▸ Task requirements
Quote the records from the start through the line with "description-label: Opis:: [49, 744, 87, 759]", including both of those lines.

Start of Input material

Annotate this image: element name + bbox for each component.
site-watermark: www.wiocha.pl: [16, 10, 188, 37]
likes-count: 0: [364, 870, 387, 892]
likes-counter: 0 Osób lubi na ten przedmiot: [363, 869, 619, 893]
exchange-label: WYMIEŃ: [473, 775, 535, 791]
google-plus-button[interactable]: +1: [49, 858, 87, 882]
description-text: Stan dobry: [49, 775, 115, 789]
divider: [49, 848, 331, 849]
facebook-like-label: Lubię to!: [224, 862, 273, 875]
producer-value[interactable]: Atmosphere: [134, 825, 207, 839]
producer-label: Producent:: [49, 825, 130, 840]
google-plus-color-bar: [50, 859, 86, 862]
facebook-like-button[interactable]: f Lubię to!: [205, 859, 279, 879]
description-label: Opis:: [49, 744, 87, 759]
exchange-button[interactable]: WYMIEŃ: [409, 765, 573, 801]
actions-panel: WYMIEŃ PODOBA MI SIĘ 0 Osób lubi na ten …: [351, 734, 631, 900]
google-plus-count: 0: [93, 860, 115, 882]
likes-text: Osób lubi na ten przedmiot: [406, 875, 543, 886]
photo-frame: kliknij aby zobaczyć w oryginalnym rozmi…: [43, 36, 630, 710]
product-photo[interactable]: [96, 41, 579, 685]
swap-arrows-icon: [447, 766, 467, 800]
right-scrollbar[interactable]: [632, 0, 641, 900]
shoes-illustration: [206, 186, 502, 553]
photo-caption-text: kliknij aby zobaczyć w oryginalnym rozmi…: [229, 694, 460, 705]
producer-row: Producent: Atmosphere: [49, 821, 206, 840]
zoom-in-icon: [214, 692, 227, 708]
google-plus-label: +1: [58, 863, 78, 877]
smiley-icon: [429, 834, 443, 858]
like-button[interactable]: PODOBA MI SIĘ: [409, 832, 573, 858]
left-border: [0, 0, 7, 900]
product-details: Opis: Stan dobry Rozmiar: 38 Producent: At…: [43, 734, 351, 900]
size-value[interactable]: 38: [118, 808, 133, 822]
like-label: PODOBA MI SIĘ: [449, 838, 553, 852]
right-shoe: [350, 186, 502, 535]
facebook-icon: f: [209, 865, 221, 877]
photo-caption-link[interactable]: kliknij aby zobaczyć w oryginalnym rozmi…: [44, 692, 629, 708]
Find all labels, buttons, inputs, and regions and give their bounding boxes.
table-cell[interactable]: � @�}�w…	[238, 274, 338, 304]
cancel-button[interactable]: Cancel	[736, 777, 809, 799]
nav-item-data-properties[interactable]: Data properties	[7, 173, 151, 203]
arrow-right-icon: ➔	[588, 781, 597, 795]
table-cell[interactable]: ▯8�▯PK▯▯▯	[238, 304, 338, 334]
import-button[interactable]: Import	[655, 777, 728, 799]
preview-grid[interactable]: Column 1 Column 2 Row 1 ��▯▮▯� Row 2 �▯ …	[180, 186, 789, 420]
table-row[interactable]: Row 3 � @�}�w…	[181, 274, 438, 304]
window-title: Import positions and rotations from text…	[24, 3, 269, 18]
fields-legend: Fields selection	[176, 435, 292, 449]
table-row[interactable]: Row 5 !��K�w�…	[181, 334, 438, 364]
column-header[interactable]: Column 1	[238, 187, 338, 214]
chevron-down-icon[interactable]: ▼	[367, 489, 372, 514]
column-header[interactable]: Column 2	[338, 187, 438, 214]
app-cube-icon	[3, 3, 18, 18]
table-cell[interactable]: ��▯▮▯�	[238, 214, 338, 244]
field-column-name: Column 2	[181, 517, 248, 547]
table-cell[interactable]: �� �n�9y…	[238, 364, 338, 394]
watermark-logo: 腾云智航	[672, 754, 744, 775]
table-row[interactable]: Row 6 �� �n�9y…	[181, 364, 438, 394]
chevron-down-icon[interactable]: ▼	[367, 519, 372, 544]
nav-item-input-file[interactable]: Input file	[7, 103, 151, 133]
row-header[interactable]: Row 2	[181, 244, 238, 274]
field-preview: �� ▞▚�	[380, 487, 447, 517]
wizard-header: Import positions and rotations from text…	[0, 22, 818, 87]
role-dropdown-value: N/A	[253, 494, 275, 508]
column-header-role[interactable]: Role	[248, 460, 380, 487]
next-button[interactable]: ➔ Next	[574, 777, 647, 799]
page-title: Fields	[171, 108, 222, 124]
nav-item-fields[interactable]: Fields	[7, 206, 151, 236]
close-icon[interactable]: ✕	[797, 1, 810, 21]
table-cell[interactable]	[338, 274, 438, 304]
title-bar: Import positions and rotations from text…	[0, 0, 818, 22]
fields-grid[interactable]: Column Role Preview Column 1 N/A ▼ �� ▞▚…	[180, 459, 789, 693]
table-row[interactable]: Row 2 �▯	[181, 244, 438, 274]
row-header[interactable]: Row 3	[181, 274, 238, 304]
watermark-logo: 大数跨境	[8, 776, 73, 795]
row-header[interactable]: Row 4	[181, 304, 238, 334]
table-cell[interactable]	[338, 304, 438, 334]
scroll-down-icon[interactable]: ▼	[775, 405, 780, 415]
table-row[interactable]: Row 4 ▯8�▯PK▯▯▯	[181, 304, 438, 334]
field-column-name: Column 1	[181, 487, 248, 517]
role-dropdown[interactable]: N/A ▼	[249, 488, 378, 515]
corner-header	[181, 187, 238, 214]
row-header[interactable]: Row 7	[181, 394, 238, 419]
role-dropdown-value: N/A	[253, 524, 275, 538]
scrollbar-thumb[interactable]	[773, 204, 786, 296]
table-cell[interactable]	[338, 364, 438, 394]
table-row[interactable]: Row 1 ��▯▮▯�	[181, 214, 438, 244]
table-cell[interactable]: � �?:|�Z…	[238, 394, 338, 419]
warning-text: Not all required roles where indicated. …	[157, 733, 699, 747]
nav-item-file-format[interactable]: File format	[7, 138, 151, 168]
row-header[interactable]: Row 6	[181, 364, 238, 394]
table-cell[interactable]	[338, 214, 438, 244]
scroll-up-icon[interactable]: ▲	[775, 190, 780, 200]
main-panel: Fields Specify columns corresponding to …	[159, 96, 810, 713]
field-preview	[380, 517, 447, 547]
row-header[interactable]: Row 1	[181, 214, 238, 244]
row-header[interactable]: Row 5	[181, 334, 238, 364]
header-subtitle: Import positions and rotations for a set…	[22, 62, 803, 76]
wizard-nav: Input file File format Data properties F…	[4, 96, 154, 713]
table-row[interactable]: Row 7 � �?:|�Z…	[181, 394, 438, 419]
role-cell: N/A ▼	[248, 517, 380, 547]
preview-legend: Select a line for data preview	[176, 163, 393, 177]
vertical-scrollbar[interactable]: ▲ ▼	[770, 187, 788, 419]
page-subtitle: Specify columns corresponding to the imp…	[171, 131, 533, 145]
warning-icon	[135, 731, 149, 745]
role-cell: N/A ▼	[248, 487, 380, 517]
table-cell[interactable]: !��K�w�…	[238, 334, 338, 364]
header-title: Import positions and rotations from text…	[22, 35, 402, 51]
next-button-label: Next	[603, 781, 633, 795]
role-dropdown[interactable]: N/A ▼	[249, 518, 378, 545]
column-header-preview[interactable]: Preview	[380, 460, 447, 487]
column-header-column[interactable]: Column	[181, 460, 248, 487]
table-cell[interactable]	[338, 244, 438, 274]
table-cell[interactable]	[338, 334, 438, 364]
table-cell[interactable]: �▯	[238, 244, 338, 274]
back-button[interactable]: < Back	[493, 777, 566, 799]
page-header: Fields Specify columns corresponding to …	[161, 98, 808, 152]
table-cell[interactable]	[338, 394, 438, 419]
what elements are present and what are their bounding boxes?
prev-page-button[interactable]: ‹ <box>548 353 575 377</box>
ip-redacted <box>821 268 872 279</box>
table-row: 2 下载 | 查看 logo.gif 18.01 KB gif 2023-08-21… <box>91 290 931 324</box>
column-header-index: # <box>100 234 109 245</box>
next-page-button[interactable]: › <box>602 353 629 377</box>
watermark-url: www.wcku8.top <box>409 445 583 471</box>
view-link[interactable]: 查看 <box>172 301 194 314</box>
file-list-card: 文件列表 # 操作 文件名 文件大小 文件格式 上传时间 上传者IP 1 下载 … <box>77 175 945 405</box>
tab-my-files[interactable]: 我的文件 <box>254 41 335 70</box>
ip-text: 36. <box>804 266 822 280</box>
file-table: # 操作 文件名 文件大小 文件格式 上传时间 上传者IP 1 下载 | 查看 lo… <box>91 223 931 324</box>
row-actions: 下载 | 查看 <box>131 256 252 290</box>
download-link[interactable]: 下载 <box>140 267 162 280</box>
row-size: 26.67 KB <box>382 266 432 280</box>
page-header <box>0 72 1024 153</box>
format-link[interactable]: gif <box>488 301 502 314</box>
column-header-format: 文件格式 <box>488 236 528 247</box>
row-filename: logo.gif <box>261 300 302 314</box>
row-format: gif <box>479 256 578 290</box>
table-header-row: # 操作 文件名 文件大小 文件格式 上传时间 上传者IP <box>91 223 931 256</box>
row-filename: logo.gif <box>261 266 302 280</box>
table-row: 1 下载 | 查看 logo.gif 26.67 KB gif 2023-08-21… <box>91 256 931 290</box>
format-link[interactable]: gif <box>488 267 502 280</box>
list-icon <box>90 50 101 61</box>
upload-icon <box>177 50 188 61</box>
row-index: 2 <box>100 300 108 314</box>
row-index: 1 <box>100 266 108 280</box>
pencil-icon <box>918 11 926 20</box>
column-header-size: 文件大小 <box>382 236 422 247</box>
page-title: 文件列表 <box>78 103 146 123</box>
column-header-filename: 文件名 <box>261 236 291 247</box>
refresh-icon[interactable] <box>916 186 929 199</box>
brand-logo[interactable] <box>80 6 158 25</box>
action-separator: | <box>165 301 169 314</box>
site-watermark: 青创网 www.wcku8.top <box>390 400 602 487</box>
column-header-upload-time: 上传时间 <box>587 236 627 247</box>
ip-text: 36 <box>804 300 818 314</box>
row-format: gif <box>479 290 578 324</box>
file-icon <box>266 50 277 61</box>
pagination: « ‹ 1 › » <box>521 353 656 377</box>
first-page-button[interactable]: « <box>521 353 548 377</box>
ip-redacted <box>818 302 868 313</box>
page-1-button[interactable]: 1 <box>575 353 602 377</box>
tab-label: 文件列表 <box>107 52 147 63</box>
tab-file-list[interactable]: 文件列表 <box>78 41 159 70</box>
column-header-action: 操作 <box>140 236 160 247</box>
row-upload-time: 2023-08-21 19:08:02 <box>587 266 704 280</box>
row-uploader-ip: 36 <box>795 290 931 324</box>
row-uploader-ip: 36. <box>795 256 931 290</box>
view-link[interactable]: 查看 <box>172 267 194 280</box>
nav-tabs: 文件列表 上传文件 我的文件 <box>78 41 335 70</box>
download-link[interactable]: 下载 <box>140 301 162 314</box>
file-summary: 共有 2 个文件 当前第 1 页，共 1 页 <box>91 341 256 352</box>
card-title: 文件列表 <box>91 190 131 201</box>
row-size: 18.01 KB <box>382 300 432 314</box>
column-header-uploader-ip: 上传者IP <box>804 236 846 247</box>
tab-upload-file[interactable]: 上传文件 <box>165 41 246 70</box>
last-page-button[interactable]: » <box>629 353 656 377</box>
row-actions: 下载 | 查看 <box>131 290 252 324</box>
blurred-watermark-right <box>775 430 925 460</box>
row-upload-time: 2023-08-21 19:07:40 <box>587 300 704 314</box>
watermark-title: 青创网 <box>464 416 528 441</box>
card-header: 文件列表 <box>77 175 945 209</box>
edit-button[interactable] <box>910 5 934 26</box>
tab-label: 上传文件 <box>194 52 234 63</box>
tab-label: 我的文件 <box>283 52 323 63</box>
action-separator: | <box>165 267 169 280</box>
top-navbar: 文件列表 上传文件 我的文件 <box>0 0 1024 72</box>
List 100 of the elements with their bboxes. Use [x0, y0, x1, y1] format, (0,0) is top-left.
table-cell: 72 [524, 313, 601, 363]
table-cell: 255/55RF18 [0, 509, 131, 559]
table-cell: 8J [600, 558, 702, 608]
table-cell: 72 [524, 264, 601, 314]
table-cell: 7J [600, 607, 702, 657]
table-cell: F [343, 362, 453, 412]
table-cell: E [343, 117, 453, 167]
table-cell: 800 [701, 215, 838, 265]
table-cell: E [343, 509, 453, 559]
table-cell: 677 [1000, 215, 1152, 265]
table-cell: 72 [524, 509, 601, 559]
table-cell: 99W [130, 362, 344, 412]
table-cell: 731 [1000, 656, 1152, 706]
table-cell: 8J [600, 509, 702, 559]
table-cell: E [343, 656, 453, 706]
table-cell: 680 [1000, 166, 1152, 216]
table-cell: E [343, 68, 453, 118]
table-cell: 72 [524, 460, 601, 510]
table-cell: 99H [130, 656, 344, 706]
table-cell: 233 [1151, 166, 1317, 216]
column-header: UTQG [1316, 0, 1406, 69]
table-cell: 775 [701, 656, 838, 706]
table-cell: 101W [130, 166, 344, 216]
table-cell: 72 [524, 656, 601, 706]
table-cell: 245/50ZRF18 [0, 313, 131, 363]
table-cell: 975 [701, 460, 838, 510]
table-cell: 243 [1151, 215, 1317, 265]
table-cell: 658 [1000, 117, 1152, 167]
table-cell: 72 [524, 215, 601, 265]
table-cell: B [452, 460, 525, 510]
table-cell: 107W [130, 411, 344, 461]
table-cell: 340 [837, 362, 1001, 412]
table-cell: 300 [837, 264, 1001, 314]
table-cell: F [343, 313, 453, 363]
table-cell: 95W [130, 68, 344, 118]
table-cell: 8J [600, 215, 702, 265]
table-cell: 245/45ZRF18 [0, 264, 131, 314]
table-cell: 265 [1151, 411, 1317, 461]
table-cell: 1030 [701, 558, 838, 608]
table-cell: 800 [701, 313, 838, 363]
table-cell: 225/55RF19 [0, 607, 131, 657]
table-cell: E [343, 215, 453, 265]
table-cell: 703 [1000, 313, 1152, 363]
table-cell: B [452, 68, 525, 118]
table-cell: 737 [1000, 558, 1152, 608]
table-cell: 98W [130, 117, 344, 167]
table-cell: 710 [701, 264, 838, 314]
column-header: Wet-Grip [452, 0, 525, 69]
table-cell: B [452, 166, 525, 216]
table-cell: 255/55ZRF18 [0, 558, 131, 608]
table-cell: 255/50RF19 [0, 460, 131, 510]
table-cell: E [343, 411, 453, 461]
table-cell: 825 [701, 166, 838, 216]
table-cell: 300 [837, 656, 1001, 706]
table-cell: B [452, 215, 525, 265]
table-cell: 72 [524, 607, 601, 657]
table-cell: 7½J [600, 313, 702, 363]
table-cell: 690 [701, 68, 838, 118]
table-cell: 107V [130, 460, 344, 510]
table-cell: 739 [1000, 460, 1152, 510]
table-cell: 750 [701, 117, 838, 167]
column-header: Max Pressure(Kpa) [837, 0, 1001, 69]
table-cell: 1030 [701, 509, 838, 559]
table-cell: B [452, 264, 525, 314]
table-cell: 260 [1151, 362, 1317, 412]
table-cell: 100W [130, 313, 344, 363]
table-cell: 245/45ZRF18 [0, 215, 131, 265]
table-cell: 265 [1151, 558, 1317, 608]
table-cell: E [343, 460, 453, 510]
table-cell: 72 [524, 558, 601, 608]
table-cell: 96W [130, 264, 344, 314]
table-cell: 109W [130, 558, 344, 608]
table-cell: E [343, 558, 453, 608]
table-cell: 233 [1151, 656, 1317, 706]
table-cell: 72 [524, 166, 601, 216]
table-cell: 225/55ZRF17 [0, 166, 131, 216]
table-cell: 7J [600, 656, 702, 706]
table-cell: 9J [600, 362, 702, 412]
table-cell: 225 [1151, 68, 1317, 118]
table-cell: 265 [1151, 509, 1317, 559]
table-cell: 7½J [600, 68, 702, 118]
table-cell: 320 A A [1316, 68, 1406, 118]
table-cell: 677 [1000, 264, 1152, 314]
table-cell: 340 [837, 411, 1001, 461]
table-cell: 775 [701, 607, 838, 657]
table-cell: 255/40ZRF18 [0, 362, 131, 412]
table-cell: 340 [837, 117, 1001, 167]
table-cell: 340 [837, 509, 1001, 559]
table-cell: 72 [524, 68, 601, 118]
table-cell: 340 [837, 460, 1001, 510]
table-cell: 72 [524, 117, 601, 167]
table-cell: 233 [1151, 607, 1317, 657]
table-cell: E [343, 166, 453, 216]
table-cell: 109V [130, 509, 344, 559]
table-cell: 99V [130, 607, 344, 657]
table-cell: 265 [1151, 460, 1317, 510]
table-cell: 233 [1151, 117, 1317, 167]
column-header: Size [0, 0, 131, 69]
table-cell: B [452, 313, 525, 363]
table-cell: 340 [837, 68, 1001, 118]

End of Input material

▸ Answer for this exercise
Annotate this image: element name + bbox for each component.
site-watermark: www.wiocha.pl: [16, 10, 188, 37]
likes-count: 0: [364, 870, 387, 892]
likes-counter: 0 Osób lubi na ten przedmiot: [363, 869, 619, 893]
exchange-label: WYMIEŃ: [473, 775, 535, 791]
google-plus-button[interactable]: +1: [49, 858, 87, 882]
description-text: Stan dobry: [49, 775, 115, 789]
divider: [49, 848, 331, 849]
facebook-like-label: Lubię to!: [224, 862, 273, 875]
producer-value[interactable]: Atmosphere: [134, 825, 207, 839]
producer-label: Producent:: [49, 825, 130, 840]
google-plus-color-bar: [50, 859, 86, 862]
facebook-like-button[interactable]: f Lubię to!: [205, 859, 279, 879]
description-label: Opis:: [49, 744, 87, 759]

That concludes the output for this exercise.